*** Provided records
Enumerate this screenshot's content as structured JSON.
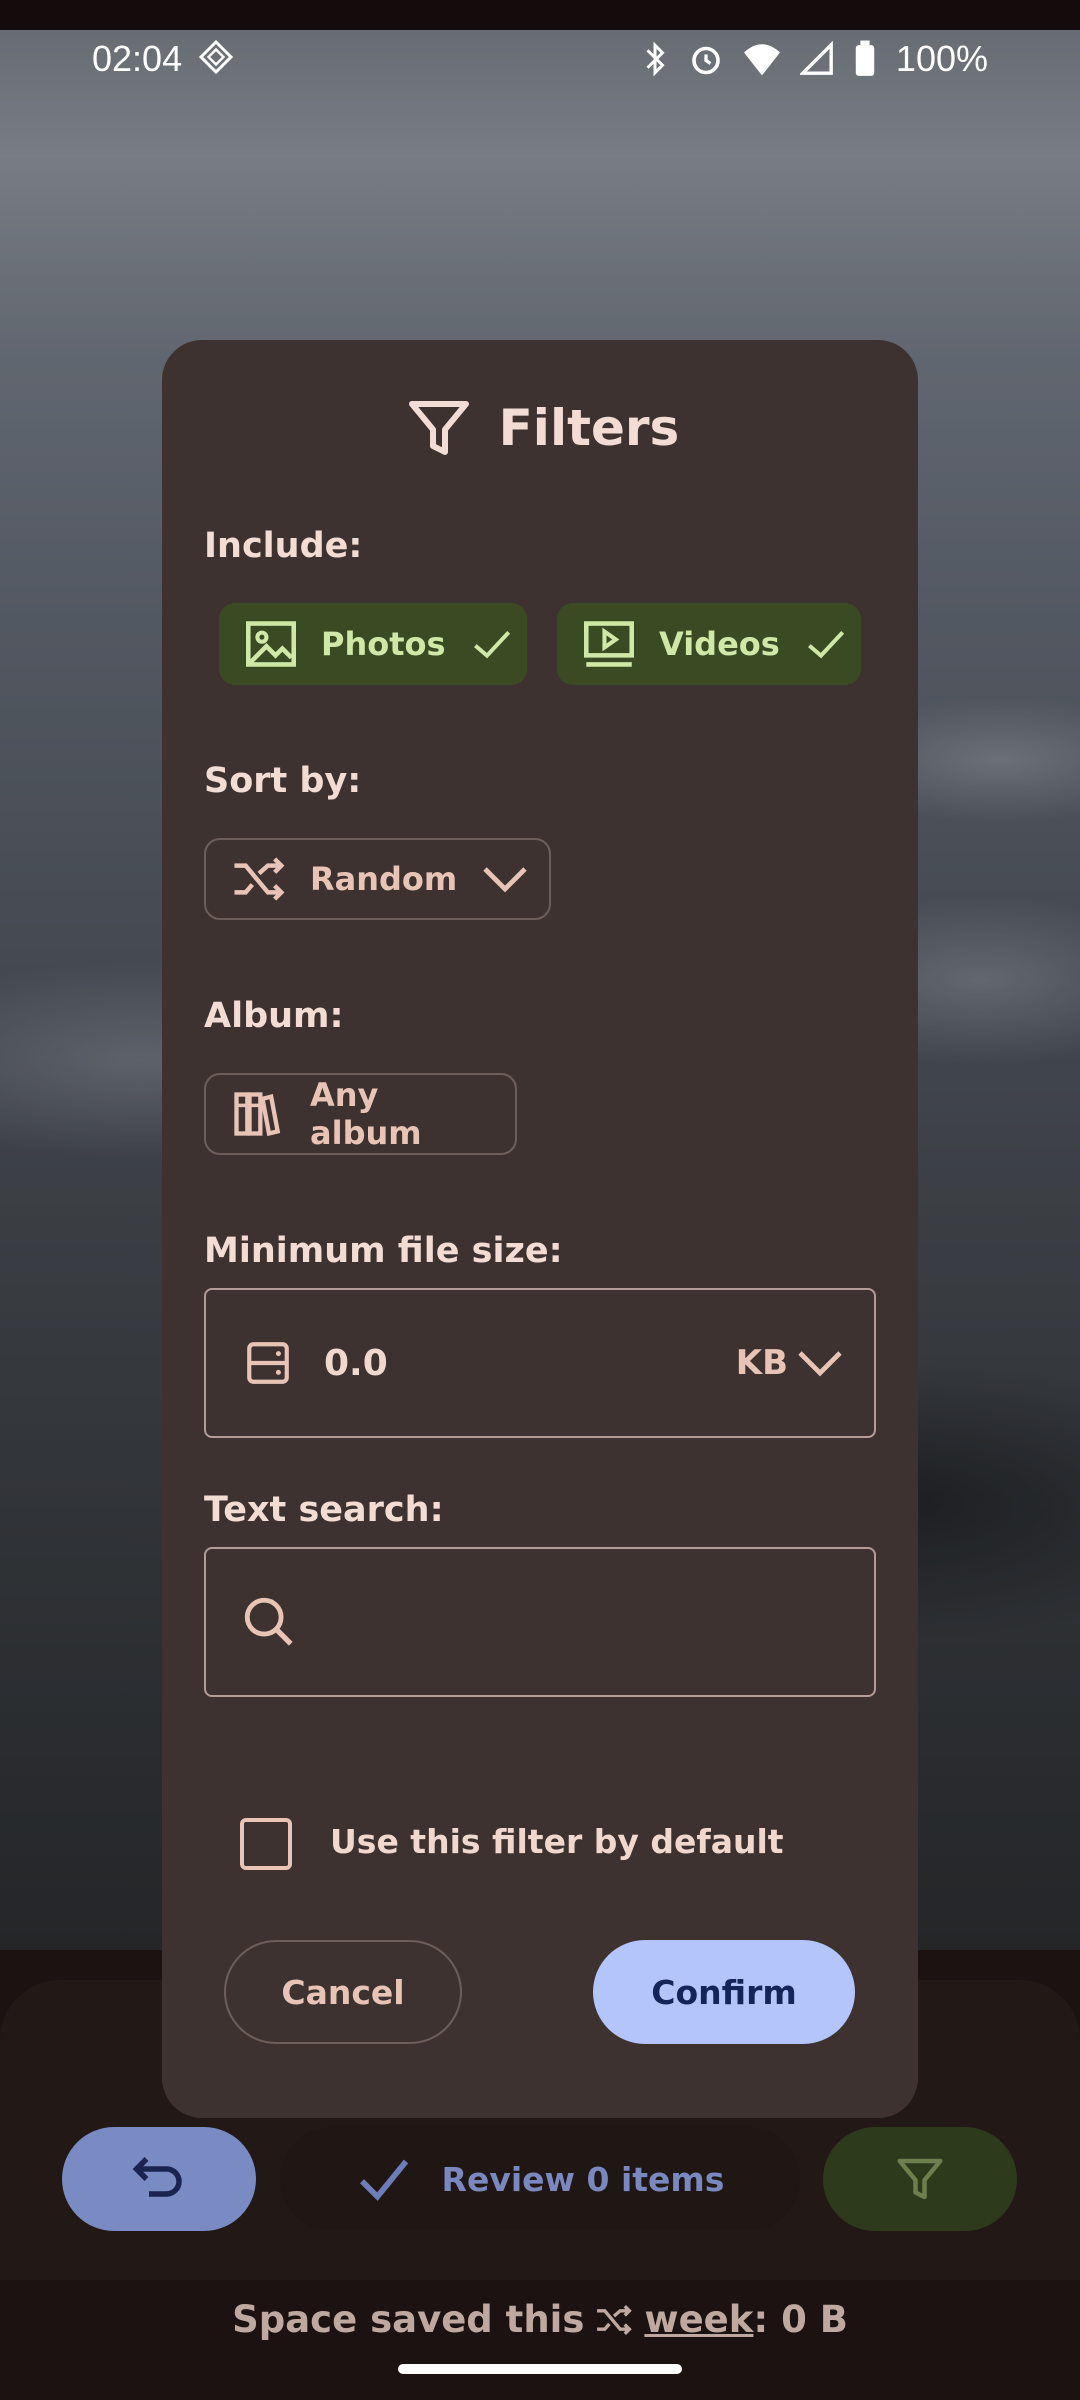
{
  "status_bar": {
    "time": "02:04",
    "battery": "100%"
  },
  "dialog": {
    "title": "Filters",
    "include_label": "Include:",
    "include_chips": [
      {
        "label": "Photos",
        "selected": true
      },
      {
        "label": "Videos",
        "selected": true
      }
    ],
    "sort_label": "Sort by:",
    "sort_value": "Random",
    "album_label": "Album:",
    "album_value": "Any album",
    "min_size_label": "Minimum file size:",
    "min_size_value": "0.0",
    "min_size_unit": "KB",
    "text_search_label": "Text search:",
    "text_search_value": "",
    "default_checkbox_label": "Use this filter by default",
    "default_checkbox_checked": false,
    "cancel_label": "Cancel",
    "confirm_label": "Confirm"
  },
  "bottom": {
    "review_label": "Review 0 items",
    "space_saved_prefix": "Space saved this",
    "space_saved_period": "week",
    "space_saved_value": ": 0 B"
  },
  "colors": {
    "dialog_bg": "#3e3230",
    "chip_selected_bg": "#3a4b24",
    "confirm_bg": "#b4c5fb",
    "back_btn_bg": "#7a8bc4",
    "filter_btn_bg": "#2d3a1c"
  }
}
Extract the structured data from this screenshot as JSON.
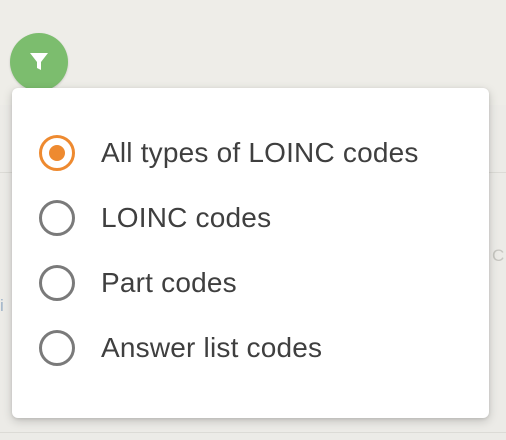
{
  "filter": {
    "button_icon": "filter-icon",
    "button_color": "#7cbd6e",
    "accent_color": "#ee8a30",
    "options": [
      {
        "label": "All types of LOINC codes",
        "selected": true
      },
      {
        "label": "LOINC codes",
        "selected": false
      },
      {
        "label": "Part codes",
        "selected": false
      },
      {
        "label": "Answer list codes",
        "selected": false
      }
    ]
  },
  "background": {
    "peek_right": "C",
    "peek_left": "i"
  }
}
******
- _Exercise brief_: Retype all entries exactly as they appear, dropping the images.

- _Exercise solution_:
Enumerate this screenshot's content as structured JSON.
{
  "status_bar": {
    "time": "02:04",
    "battery": "100%"
  },
  "dialog": {
    "title": "Filters",
    "include_label": "Include:",
    "include_chips": [
      {
        "label": "Photos",
        "selected": true
      },
      {
        "label": "Videos",
        "selected": true
      }
    ],
    "sort_label": "Sort by:",
    "sort_value": "Random",
    "album_label": "Album:",
    "album_value": "Any album",
    "min_size_label": "Minimum file size:",
    "min_size_value": "0.0",
    "min_size_unit": "KB",
    "text_search_label": "Text search:",
    "text_search_value": "",
    "default_checkbox_label": "Use this filter by default",
    "default_checkbox_checked": false,
    "cancel_label": "Cancel",
    "confirm_label": "Confirm"
  },
  "bottom": {
    "review_label": "Review 0 items",
    "space_saved_prefix": "Space saved this",
    "space_saved_period": "week",
    "space_saved_value": ": 0 B"
  },
  "colors": {
    "dialog_bg": "#3e3230",
    "chip_selected_bg": "#3a4b24",
    "confirm_bg": "#b4c5fb",
    "back_btn_bg": "#7a8bc4",
    "filter_btn_bg": "#2d3a1c"
  }
}
Extract the structured data from this screenshot as JSON.
{
  "filter": {
    "button_icon": "filter-icon",
    "button_color": "#7cbd6e",
    "accent_color": "#ee8a30",
    "options": [
      {
        "label": "All types of LOINC codes",
        "selected": true
      },
      {
        "label": "LOINC codes",
        "selected": false
      },
      {
        "label": "Part codes",
        "selected": false
      },
      {
        "label": "Answer list codes",
        "selected": false
      }
    ]
  },
  "background": {
    "peek_right": "C",
    "peek_left": "i"
  }
}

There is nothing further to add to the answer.